Boxed element entries
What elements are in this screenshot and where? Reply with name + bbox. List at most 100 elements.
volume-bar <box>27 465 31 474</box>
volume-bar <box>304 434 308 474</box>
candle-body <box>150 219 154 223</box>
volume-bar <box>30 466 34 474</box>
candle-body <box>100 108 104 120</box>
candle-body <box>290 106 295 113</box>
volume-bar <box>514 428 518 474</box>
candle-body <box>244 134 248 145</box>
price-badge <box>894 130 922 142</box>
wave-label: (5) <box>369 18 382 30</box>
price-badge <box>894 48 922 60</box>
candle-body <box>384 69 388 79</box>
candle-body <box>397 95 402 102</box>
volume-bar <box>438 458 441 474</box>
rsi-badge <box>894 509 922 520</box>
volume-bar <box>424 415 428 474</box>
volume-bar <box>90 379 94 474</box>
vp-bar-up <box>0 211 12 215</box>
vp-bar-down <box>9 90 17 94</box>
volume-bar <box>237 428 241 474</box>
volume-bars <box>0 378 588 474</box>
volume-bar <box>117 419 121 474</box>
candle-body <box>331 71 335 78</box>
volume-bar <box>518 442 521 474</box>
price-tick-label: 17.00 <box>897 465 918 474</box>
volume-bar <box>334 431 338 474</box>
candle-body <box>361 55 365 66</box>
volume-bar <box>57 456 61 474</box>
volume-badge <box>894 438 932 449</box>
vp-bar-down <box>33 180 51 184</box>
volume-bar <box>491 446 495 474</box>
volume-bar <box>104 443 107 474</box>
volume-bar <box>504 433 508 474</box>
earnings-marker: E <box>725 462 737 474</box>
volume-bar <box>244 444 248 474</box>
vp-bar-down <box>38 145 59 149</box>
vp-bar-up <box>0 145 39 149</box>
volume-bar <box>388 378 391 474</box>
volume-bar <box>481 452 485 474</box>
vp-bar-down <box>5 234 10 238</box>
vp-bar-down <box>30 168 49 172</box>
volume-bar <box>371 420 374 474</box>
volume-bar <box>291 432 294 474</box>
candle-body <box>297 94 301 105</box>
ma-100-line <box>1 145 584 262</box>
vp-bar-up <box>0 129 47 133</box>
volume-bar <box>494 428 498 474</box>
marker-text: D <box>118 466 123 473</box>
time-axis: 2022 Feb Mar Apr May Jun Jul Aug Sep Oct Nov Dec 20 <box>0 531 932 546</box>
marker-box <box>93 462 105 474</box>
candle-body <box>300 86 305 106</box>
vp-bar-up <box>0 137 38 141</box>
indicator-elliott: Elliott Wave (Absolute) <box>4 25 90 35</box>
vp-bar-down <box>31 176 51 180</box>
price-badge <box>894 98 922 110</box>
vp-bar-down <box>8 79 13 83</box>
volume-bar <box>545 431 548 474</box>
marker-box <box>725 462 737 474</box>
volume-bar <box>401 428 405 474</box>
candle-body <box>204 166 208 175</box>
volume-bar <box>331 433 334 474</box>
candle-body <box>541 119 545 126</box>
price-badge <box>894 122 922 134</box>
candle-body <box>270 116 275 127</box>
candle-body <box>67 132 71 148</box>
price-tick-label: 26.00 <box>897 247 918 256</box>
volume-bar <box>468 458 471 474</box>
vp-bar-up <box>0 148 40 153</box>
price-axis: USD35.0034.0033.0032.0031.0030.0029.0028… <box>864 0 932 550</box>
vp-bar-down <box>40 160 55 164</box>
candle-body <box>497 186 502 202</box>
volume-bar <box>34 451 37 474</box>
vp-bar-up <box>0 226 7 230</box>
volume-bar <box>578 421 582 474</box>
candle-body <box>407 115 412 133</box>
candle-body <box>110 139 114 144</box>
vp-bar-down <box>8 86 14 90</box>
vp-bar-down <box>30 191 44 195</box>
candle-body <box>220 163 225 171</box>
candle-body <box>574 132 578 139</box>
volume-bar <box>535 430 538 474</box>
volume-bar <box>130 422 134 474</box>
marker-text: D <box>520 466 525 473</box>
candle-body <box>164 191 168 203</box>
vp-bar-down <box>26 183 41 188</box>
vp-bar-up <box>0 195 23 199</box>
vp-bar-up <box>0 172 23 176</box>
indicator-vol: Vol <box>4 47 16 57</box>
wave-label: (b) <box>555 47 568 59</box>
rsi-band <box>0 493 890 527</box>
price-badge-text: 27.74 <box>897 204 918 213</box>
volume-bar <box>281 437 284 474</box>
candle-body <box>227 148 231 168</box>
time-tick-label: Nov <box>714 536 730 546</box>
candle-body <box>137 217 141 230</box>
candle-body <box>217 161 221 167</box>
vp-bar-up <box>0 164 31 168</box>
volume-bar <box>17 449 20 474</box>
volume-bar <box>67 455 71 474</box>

→ WRITTEN INSTRUCTION
Reproduce the rows above without any change.

→ OUTPUT BELOW
What elements are in this screenshot and where? Reply with name + bbox. List at most 100 elements.
volume-bar <box>27 465 31 474</box>
volume-bar <box>304 434 308 474</box>
candle-body <box>150 219 154 223</box>
volume-bar <box>30 466 34 474</box>
candle-body <box>100 108 104 120</box>
candle-body <box>290 106 295 113</box>
volume-bar <box>514 428 518 474</box>
candle-body <box>244 134 248 145</box>
price-badge <box>894 130 922 142</box>
wave-label: (5) <box>369 18 382 30</box>
price-badge <box>894 48 922 60</box>
candle-body <box>384 69 388 79</box>
candle-body <box>397 95 402 102</box>
volume-bar <box>438 458 441 474</box>
rsi-badge <box>894 509 922 520</box>
volume-bar <box>424 415 428 474</box>
volume-bar <box>90 379 94 474</box>
vp-bar-up <box>0 211 12 215</box>
vp-bar-down <box>9 90 17 94</box>
volume-bar <box>237 428 241 474</box>
volume-bars <box>0 378 588 474</box>
volume-bar <box>117 419 121 474</box>
candle-body <box>331 71 335 78</box>
volume-bar <box>518 442 521 474</box>
price-tick-label: 17.00 <box>897 465 918 474</box>
volume-bar <box>334 431 338 474</box>
candle-body <box>361 55 365 66</box>
volume-bar <box>57 456 61 474</box>
volume-badge <box>894 438 932 449</box>
vp-bar-down <box>33 180 51 184</box>
volume-bar <box>491 446 495 474</box>
volume-bar <box>104 443 107 474</box>
volume-bar <box>504 433 508 474</box>
earnings-marker: E <box>725 462 737 474</box>
volume-bar <box>244 444 248 474</box>
vp-bar-down <box>38 145 59 149</box>
vp-bar-up <box>0 145 39 149</box>
volume-bar <box>388 378 391 474</box>
volume-bar <box>481 452 485 474</box>
vp-bar-down <box>5 234 10 238</box>
vp-bar-down <box>30 168 49 172</box>
volume-bar <box>371 420 374 474</box>
volume-bar <box>291 432 294 474</box>
candle-body <box>297 94 301 105</box>
ma-100-line <box>1 145 584 262</box>
vp-bar-up <box>0 129 47 133</box>
volume-bar <box>494 428 498 474</box>
marker-text: D <box>118 466 123 473</box>
time-axis: 2022 Feb Mar Apr May Jun Jul Aug Sep Oct Nov Dec 20 <box>0 531 932 546</box>
marker-box <box>93 462 105 474</box>
candle-body <box>300 86 305 106</box>
vp-bar-up <box>0 137 38 141</box>
indicator-elliott: Elliott Wave (Absolute) <box>4 25 90 35</box>
vp-bar-down <box>31 176 51 180</box>
price-badge <box>894 98 922 110</box>
vp-bar-down <box>8 79 13 83</box>
volume-bar <box>545 431 548 474</box>
marker-box <box>725 462 737 474</box>
volume-bar <box>401 428 405 474</box>
candle-body <box>204 166 208 175</box>
volume-bar <box>331 433 334 474</box>
candle-body <box>541 119 545 126</box>
price-badge <box>894 122 922 134</box>
candle-body <box>270 116 275 127</box>
candle-body <box>67 132 71 148</box>
price-tick-label: 26.00 <box>897 247 918 256</box>
volume-bar <box>468 458 471 474</box>
vp-bar-up <box>0 148 40 153</box>
price-axis: USD35.0034.0033.0032.0031.0030.0029.0028… <box>864 0 932 550</box>
vp-bar-down <box>40 160 55 164</box>
candle-body <box>497 186 502 202</box>
volume-bar <box>34 451 37 474</box>
vp-bar-up <box>0 226 7 230</box>
volume-bar <box>578 421 582 474</box>
candle-body <box>407 115 412 133</box>
candle-body <box>110 139 114 144</box>
vp-bar-down <box>8 86 14 90</box>
vp-bar-down <box>30 191 44 195</box>
candle-body <box>220 163 225 171</box>
candle-body <box>574 132 578 139</box>
volume-bar <box>535 430 538 474</box>
volume-bar <box>130 422 134 474</box>
marker-text: D <box>520 466 525 473</box>
candle-body <box>164 191 168 203</box>
vp-bar-down <box>26 183 41 188</box>
vp-bar-up <box>0 195 23 199</box>
vp-bar-up <box>0 172 23 176</box>
indicator-vol: Vol <box>4 47 16 57</box>
wave-label: (b) <box>555 47 568 59</box>
rsi-band <box>0 493 890 527</box>
price-badge-text: 27.74 <box>897 204 918 213</box>
volume-bar <box>281 437 284 474</box>
candle-body <box>227 148 231 168</box>
time-tick-label: Nov <box>714 536 730 546</box>
candle-body <box>137 217 141 230</box>
candle-body <box>217 161 221 167</box>
vp-bar-up <box>0 164 31 168</box>
volume-bar <box>17 449 20 474</box>
volume-bar <box>67 455 71 474</box>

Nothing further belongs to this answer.